> _TASK_:
Wherever a line holds the string "ylabel", copy that line.

> _DATASET EXCERPTS_:

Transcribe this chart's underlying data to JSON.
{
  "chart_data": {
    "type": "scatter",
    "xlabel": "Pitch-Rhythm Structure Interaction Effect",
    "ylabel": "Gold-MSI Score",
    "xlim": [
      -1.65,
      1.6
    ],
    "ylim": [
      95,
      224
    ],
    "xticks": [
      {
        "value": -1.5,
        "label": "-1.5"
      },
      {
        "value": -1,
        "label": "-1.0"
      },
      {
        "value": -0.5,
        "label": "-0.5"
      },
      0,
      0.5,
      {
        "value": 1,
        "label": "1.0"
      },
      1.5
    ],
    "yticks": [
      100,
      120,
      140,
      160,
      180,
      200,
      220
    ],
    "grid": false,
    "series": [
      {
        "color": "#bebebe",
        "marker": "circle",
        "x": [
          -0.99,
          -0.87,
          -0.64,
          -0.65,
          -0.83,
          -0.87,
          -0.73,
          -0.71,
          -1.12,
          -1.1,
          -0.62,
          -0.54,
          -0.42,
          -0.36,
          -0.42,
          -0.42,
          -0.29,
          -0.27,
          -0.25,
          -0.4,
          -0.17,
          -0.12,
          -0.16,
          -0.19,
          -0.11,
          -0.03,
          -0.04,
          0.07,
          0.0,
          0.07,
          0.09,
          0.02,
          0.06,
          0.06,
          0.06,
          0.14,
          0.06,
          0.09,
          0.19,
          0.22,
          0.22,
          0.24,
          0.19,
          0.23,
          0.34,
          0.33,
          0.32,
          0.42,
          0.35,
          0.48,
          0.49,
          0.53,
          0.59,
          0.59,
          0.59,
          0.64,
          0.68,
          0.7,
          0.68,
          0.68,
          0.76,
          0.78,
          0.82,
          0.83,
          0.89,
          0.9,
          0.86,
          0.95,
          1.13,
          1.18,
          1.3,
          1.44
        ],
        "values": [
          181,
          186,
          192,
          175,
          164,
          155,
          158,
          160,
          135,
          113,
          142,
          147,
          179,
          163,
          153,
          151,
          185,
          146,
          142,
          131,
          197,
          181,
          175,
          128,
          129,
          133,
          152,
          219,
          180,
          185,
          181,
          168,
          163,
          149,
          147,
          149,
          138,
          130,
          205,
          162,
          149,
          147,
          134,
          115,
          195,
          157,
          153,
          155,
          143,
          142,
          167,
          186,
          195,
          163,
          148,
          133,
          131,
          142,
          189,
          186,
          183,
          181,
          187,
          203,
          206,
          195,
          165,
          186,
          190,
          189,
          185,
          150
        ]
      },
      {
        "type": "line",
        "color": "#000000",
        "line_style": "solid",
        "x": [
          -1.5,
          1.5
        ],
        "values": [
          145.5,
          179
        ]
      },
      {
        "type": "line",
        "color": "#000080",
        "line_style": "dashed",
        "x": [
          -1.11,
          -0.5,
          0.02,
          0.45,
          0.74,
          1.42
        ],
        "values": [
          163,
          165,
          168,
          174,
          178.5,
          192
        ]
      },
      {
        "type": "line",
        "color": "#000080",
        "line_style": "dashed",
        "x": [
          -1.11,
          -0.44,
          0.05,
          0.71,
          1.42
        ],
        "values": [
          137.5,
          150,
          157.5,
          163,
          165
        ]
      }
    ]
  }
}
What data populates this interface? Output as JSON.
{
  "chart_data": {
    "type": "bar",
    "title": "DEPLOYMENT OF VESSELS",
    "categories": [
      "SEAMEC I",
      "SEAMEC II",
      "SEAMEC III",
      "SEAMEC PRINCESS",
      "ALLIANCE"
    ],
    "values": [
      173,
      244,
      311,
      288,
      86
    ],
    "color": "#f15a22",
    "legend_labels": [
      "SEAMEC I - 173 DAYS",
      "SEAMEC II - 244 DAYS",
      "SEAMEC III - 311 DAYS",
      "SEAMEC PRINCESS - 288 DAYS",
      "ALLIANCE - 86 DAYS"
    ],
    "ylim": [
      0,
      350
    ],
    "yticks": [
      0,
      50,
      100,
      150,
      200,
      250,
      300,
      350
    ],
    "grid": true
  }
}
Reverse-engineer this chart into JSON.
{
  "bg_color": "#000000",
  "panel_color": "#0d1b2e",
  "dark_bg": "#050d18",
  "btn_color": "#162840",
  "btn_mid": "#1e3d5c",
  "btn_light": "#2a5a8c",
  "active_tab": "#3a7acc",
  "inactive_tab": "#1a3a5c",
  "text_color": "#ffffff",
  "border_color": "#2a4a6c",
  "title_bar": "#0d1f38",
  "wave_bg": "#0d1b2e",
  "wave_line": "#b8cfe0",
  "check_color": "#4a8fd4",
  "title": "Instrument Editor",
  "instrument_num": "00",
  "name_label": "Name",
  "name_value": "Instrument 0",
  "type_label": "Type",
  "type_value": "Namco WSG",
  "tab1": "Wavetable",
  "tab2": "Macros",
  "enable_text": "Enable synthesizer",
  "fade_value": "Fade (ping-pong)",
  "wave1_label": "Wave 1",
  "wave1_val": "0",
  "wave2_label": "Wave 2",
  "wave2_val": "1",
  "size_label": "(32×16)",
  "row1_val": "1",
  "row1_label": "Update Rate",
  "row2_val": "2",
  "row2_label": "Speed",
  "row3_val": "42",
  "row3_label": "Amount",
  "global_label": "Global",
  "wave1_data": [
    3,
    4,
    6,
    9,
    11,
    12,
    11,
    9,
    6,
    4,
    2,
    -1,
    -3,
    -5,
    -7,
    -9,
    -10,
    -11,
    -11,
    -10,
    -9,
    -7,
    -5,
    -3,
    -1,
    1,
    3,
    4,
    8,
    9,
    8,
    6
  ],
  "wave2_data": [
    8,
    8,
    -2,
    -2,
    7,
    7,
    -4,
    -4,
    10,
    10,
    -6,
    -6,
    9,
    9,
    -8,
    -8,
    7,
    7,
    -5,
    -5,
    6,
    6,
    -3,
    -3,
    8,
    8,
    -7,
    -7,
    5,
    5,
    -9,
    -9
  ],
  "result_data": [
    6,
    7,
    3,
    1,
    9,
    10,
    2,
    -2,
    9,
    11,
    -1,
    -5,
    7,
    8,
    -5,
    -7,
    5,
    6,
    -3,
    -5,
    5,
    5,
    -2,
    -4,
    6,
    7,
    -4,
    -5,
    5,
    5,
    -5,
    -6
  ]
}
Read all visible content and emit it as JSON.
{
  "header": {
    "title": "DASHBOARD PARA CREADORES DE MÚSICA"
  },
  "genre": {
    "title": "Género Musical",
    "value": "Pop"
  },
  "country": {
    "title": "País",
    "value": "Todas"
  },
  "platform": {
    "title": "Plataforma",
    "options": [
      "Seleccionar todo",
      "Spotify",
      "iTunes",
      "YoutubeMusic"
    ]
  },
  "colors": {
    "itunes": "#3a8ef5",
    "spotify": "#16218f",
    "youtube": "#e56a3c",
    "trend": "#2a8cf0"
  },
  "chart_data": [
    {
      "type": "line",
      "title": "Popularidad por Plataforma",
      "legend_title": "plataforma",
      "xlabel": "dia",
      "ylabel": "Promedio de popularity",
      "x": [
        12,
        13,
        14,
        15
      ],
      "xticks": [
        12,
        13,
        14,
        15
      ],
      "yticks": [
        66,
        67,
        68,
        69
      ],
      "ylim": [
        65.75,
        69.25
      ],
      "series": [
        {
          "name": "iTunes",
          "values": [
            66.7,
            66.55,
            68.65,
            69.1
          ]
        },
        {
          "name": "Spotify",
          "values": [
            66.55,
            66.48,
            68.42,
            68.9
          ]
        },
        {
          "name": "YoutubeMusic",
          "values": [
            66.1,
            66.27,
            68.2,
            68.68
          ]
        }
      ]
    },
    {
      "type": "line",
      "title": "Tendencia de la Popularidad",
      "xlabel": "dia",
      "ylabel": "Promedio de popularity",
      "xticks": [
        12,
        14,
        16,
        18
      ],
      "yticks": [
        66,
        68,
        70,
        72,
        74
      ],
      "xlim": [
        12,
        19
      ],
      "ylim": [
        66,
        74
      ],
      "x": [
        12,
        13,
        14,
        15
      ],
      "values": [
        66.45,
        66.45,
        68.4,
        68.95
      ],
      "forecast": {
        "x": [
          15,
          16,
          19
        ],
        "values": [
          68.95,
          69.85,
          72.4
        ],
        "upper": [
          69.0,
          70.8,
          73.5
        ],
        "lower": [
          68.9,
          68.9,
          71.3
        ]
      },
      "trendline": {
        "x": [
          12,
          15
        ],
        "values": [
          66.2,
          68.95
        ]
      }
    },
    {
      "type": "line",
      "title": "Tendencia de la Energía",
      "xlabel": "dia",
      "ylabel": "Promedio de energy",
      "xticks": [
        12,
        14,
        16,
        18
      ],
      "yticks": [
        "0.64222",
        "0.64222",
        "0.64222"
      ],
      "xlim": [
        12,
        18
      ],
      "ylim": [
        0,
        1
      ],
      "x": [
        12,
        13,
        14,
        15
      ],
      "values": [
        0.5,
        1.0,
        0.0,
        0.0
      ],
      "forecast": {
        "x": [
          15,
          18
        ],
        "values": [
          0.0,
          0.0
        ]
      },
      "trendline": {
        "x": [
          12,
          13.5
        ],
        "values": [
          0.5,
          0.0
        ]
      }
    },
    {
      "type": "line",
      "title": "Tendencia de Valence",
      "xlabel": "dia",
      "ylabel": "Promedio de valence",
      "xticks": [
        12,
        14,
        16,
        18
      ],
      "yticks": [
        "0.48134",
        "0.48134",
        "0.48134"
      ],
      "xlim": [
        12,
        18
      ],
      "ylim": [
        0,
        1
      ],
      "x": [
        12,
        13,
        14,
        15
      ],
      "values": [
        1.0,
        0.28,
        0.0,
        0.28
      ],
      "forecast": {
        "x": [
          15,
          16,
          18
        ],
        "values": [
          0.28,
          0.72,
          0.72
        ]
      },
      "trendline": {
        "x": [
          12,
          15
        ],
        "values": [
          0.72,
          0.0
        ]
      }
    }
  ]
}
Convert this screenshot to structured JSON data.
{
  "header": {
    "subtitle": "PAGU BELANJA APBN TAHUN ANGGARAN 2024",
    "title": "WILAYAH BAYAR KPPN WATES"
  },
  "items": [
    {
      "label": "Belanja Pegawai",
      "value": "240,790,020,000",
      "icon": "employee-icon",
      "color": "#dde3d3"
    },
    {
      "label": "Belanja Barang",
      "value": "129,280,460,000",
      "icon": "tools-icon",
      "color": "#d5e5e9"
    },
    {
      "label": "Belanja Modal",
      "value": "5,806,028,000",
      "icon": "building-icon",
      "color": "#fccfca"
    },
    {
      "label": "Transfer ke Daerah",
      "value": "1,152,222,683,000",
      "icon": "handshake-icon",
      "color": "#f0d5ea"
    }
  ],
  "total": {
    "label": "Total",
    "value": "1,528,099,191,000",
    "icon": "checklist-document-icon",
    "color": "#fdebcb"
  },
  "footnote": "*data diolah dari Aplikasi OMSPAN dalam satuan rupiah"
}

> _RESULT OF THE EXERCISE_:
    "ylabel": "Gold-MSI Score",
      "ylabel": "Promedio de popularity",
      "ylabel": "Promedio de popularity",
      "ylabel": "Promedio de energy",
      "ylabel": "Promedio de valence",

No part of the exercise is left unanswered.